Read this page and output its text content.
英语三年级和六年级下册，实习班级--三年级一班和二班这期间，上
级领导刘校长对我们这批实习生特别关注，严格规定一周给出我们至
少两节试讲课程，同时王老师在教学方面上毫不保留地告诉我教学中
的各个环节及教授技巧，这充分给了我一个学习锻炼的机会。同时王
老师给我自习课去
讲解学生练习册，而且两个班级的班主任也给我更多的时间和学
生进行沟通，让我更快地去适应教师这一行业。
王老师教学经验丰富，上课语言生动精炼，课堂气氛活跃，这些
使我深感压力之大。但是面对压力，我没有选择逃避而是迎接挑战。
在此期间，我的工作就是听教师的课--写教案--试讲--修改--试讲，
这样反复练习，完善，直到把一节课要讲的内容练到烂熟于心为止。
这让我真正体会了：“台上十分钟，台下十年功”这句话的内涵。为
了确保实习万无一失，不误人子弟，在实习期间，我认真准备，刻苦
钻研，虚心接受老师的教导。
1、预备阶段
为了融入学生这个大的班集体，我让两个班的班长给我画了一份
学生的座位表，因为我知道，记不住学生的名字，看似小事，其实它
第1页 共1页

============================================================

**BRIEF:** Reproduce the full set of records precisely.

**OUTPUT FOR THIS TASK:**
Read this page and output its text content.
英语三年级和六年级下册，实习班级--三年级一班和二班这期间，上
级领导刘校长对我们这批实习生特别关注，严格规定一周给出我们至
少两节试讲课程，同时王老师在教学方面上毫不保留地告诉我教学中
的各个环节及教授技巧，这充分给了我一个学习锻炼的机会。同时王
老师给我自习课去
讲解学生练习册，而且两个班级的班主任也给我更多的时间和学
生进行沟通，让我更快地去适应教师这一行业。
王老师教学经验丰富，上课语言生动精炼，课堂气氛活跃，这些
使我深感压力之大。但是面对压力，我没有选择逃避而是迎接挑战。
在此期间，我的工作就是听教师的课--写教案--试讲--修改--试讲，
这样反复练习，完善，直到把一节课要讲的内容练到烂熟于心为止。
这让我真正体会了：“台上十分钟，台下十年功”这句话的内涵。为
了确保实习万无一失，不误人子弟，在实习期间，我认真准备，刻苦
钻研，虚心接受老师的教导。
1、预备阶段
为了融入学生这个大的班集体，我让两个班的班长给我画了一份
学生的座位表，因为我知道，记不住学生的名字，看似小事，其实它
第1页 共1页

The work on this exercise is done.